_Your objective_
Every record that follows should be printed verbatim.

_Records provided_

************

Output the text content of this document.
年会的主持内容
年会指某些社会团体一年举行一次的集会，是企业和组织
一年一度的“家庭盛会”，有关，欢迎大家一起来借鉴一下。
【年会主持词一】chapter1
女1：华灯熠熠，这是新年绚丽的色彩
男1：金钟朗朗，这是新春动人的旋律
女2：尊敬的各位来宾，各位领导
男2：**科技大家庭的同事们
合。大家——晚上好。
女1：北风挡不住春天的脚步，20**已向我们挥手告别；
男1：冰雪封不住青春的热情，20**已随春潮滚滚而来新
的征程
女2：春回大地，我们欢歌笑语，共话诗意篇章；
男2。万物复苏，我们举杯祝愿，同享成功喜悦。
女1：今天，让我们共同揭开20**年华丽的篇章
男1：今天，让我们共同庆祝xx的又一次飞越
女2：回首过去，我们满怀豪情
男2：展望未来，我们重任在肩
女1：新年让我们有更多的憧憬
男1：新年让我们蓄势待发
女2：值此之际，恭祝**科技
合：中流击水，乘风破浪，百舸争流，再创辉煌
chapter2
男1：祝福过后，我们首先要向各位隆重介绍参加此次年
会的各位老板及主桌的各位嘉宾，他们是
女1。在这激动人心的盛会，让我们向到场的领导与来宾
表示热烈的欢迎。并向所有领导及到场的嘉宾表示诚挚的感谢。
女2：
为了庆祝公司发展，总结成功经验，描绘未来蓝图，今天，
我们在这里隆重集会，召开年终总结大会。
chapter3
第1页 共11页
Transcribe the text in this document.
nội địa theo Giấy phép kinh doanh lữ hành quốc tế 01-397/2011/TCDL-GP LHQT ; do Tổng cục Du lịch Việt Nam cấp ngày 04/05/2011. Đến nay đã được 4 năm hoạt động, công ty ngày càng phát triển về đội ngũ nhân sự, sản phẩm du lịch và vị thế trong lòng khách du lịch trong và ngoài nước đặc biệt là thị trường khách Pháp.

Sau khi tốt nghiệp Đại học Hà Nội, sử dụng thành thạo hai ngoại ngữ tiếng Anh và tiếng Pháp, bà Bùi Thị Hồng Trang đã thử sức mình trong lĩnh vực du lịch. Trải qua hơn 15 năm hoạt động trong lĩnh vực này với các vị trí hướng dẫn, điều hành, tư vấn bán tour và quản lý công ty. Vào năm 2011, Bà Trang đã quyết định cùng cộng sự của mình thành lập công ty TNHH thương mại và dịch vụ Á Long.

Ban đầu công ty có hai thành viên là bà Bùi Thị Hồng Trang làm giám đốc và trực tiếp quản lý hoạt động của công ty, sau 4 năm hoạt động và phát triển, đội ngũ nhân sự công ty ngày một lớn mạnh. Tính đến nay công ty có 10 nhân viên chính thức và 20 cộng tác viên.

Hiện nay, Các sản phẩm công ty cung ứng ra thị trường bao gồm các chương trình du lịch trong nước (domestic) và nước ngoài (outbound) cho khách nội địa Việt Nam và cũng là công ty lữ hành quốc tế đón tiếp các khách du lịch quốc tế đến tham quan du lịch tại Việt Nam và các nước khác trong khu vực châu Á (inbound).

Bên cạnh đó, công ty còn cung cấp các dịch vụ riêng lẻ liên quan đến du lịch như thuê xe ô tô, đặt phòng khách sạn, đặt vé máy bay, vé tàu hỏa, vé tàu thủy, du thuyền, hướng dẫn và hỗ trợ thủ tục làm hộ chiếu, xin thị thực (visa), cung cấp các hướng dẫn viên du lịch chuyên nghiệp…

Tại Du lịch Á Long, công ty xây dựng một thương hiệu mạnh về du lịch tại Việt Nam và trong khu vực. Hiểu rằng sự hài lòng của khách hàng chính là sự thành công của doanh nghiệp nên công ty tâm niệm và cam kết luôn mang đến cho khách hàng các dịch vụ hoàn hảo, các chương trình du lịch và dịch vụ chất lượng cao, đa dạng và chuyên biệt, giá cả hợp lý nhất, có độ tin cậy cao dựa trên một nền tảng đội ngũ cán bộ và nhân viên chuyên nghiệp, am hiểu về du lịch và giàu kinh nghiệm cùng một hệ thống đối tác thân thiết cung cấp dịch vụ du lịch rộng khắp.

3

************

_Full output_
Output the text content of this document.
年会的主持内容
年会指某些社会团体一年举行一次的集会，是企业和组织
一年一度的“家庭盛会”，有关，欢迎大家一起来借鉴一下。
【年会主持词一】chapter1
女1：华灯熠熠，这是新年绚丽的色彩
男1：金钟朗朗，这是新春动人的旋律
女2：尊敬的各位来宾，各位领导
男2：**科技大家庭的同事们
合。大家——晚上好。
女1：北风挡不住春天的脚步，20**已向我们挥手告别；
男1：冰雪封不住青春的热情，20**已随春潮滚滚而来新
的征程
女2：春回大地，我们欢歌笑语，共话诗意篇章；
男2。万物复苏，我们举杯祝愿，同享成功喜悦。
女1：今天，让我们共同揭开20**年华丽的篇章
男1：今天，让我们共同庆祝xx的又一次飞越
女2：回首过去，我们满怀豪情
男2：展望未来，我们重任在肩
女1：新年让我们有更多的憧憬
男1：新年让我们蓄势待发
女2：值此之际，恭祝**科技
合：中流击水，乘风破浪，百舸争流，再创辉煌
chapter2
男1：祝福过后，我们首先要向各位隆重介绍参加此次年
会的各位老板及主桌的各位嘉宾，他们是
女1。在这激动人心的盛会，让我们向到场的领导与来宾
表示热烈的欢迎。并向所有领导及到场的嘉宾表示诚挚的感谢。
女2：
为了庆祝公司发展，总结成功经验，描绘未来蓝图，今天，
我们在这里隆重集会，召开年终总结大会。
chapter3
第1页 共11页
Transcribe the text in this document.
nội địa theo Giấy phép kinh doanh lữ hành quốc tế 01-397/2011/TCDL-GP LHQT ; do Tổng cục Du lịch Việt Nam cấp ngày 04/05/2011. Đến nay đã được 4 năm hoạt động, công ty ngày càng phát triển về đội ngũ nhân sự, sản phẩm du lịch và vị thế trong lòng khách du lịch trong và ngoài nước đặc biệt là thị trường khách Pháp.

Sau khi tốt nghiệp Đại học Hà Nội, sử dụng thành thạo hai ngoại ngữ tiếng Anh và tiếng Pháp, bà Bùi Thị Hồng Trang đã thử sức mình trong lĩnh vực du lịch. Trải qua hơn 15 năm hoạt động trong lĩnh vực này với các vị trí hướng dẫn, điều hành, tư vấn bán tour và quản lý công ty. Vào năm 2011, Bà Trang đã quyết định cùng cộng sự của mình thành lập công ty TNHH thương mại và dịch vụ Á Long.

Ban đầu công ty có hai thành viên là bà Bùi Thị Hồng Trang làm giám đốc và trực tiếp quản lý hoạt động của công ty, sau 4 năm hoạt động và phát triển, đội ngũ nhân sự công ty ngày một lớn mạnh. Tính đến nay công ty có 10 nhân viên chính thức và 20 cộng tác viên.

Hiện nay, Các sản phẩm công ty cung ứng ra thị trường bao gồm các chương trình du lịch trong nước (domestic) và nước ngoài (outbound) cho khách nội địa Việt Nam và cũng là công ty lữ hành quốc tế đón tiếp các khách du lịch quốc tế đến tham quan du lịch tại Việt Nam và các nước khác trong khu vực châu Á (inbound).

Bên cạnh đó, công ty còn cung cấp các dịch vụ riêng lẻ liên quan đến du lịch như thuê xe ô tô, đặt phòng khách sạn, đặt vé máy bay, vé tàu hỏa, vé tàu thủy, du thuyền, hướng dẫn và hỗ trợ thủ tục làm hộ chiếu, xin thị thực (visa), cung cấp các hướng dẫn viên du lịch chuyên nghiệp…

Tại Du lịch Á Long, công ty xây dựng một thương hiệu mạnh về du lịch tại Việt Nam và trong khu vực. Hiểu rằng sự hài lòng của khách hàng chính là sự thành công của doanh nghiệp nên công ty tâm niệm và cam kết luôn mang đến cho khách hàng các dịch vụ hoàn hảo, các chương trình du lịch và dịch vụ chất lượng cao, đa dạng và chuyên biệt, giá cả hợp lý nhất, có độ tin cậy cao dựa trên một nền tảng đội ngũ cán bộ và nhân viên chuyên nghiệp, am hiểu về du lịch và giàu kinh nghiệm cùng một hệ thống đối tác thân thiết cung cấp dịch vụ du lịch rộng khắp.

3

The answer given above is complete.